DIRECTIVE
Within the listing below, locate all lines containing the word "méninges". Copy each one.

AVAILABLE DATA

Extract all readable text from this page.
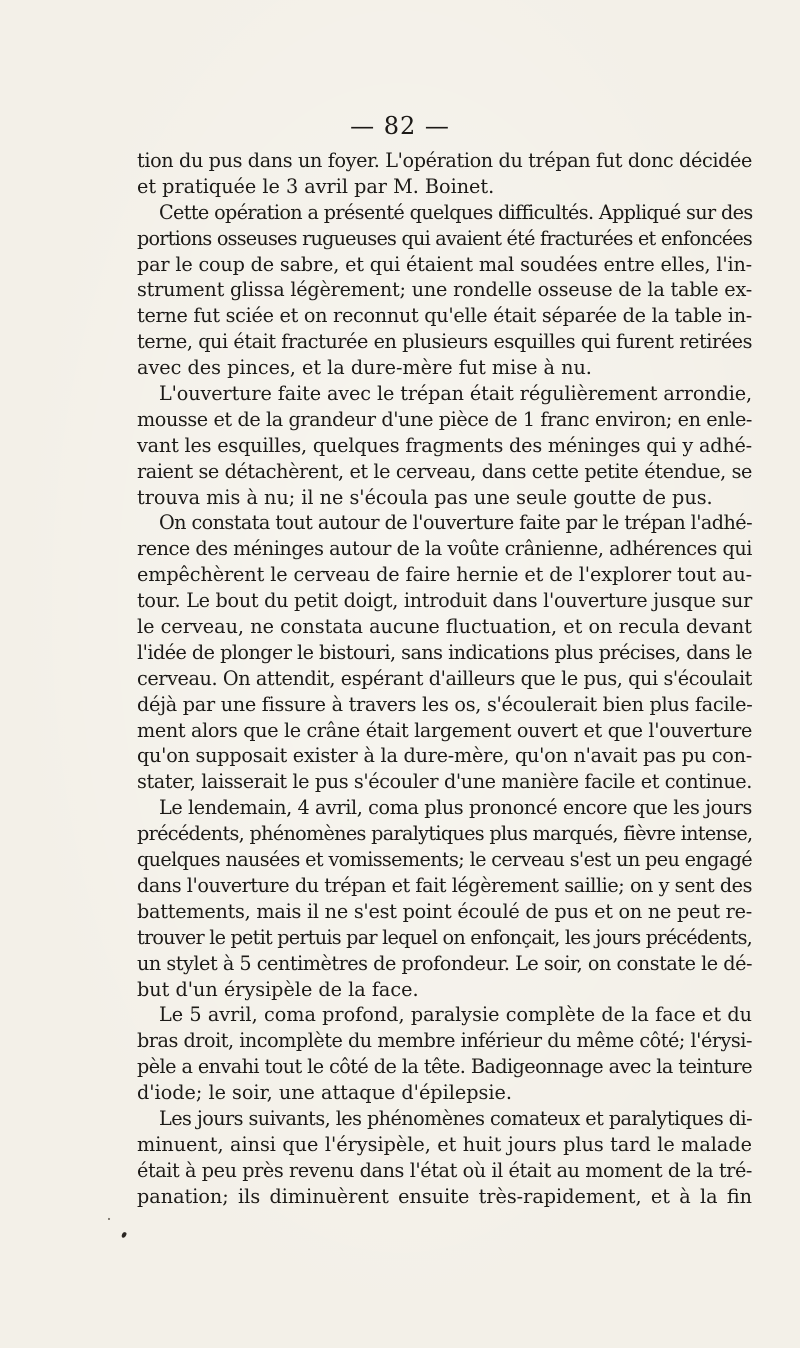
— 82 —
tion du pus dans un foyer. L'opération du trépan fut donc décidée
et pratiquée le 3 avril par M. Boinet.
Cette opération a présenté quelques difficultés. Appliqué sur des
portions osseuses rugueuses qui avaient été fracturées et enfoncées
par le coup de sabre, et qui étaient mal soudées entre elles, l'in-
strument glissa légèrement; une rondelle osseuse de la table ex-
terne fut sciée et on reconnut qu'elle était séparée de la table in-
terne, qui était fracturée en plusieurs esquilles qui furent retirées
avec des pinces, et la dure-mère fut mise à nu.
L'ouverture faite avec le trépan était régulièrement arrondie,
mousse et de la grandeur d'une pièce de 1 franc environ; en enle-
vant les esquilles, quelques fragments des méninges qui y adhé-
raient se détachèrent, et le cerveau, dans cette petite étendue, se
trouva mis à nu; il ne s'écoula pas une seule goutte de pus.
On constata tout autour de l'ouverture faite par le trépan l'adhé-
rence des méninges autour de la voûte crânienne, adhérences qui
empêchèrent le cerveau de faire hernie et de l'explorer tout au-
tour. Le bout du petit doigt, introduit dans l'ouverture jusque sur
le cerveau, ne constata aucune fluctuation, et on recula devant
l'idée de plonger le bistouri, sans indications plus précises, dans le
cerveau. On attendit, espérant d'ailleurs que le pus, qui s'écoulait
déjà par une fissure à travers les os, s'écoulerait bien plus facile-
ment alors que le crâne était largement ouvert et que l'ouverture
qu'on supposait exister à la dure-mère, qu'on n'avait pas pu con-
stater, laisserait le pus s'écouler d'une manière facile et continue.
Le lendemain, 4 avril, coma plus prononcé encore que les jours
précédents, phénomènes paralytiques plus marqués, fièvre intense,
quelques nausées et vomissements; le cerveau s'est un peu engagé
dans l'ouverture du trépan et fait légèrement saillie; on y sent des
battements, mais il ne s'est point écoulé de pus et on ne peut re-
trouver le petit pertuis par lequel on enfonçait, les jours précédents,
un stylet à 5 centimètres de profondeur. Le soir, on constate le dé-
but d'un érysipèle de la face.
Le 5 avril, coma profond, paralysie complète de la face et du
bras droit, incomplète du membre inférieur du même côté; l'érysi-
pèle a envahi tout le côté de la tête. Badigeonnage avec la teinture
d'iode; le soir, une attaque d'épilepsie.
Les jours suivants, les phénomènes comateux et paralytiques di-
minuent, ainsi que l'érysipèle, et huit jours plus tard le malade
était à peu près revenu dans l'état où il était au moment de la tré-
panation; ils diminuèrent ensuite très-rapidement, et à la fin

* * *

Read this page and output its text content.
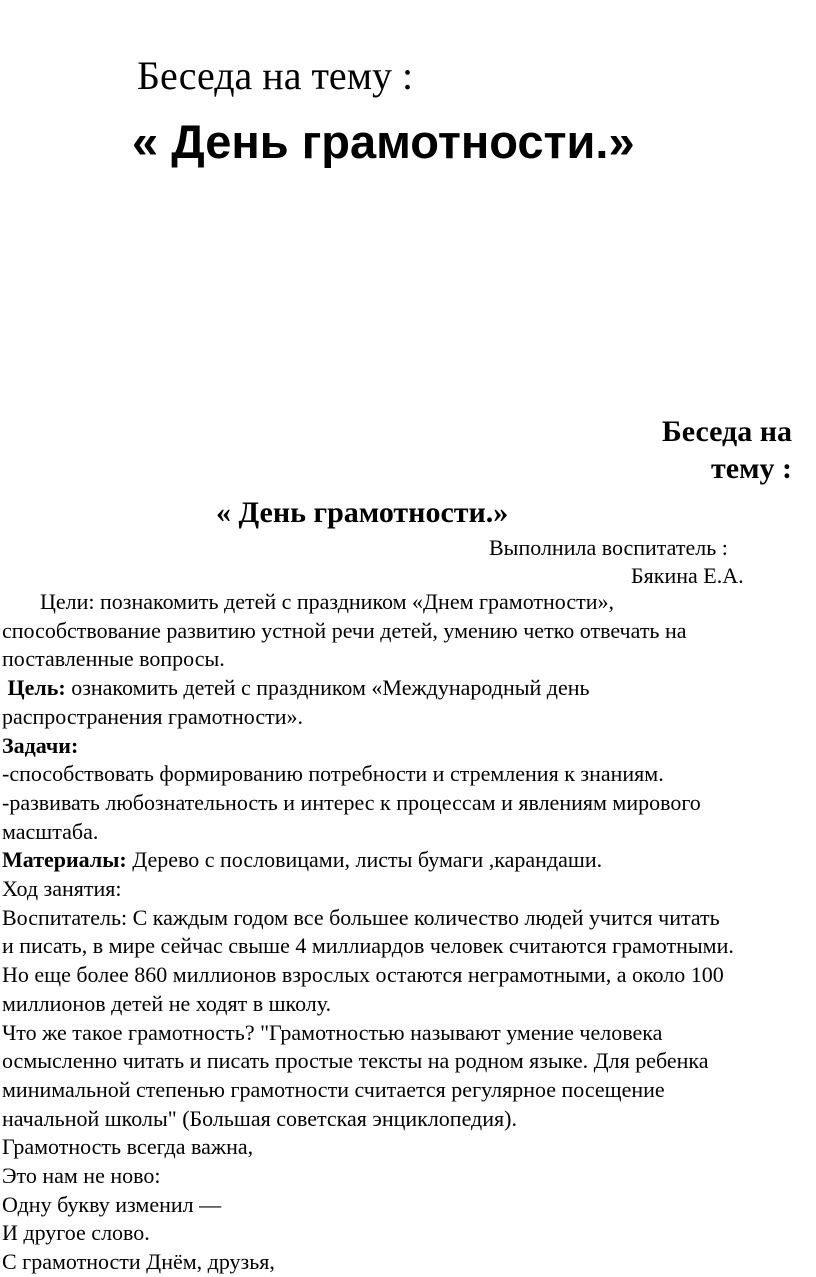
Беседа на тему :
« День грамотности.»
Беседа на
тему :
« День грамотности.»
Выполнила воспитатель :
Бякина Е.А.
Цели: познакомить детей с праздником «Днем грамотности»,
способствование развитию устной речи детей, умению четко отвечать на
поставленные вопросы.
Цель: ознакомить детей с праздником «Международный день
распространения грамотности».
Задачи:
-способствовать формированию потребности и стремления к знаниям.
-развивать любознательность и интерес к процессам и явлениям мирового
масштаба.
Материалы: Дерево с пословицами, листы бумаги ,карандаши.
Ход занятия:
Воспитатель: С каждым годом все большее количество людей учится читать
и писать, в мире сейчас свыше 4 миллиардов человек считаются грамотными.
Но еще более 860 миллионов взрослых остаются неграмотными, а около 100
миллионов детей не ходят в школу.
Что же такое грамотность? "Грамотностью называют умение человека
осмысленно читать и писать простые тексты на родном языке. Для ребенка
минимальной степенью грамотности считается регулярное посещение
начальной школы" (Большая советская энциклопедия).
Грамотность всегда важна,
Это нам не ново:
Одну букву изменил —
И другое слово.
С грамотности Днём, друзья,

* * *

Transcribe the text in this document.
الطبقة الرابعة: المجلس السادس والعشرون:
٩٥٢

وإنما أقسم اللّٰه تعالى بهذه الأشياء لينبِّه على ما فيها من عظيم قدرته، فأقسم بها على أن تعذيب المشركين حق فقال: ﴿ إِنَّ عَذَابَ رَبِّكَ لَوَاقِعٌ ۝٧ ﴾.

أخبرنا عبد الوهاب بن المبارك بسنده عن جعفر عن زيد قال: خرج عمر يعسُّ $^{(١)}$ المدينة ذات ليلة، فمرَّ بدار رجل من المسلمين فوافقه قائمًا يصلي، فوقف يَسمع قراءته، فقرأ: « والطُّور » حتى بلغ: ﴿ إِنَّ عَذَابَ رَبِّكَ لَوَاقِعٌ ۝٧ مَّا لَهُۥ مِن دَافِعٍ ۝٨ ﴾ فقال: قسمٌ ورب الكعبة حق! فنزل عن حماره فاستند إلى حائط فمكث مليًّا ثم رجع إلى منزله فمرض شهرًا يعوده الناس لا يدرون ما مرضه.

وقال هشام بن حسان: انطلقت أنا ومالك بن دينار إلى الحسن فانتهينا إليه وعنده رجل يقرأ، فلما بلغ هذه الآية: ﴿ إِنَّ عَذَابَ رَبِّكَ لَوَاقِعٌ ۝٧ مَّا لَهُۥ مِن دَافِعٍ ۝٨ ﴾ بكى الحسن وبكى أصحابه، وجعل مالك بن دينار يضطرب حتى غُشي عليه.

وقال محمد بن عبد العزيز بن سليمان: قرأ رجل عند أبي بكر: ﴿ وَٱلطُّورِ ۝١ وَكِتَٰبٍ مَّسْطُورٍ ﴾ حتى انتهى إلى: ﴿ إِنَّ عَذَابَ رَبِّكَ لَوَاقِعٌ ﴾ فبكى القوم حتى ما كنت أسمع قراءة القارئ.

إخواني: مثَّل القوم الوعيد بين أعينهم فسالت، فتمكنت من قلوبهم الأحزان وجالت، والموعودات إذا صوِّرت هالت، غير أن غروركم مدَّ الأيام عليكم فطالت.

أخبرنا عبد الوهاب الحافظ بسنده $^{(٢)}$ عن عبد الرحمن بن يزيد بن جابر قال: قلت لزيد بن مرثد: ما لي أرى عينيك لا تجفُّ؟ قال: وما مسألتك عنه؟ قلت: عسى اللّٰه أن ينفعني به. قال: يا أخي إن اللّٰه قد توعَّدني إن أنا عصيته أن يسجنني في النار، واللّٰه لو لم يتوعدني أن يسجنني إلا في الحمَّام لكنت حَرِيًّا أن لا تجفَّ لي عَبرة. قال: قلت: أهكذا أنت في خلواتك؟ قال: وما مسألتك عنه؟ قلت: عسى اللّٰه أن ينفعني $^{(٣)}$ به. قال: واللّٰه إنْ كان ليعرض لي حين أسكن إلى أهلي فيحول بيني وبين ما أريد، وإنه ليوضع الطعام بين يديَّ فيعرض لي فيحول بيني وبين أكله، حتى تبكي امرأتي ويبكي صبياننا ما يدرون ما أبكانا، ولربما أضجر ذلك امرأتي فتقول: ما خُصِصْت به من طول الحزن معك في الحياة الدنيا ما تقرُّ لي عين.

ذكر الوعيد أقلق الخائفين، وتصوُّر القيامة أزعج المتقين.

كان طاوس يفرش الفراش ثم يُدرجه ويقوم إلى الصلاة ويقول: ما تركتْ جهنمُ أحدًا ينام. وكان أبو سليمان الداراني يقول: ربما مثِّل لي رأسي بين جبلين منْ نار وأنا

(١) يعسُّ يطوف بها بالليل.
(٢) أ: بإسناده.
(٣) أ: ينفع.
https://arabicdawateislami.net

OUTPUT OF THE EXERCISE
vant les esquilles, quelques fragments des méninges qui y adhé-
rence des méninges autour de la voûte crânienne, adhérences qui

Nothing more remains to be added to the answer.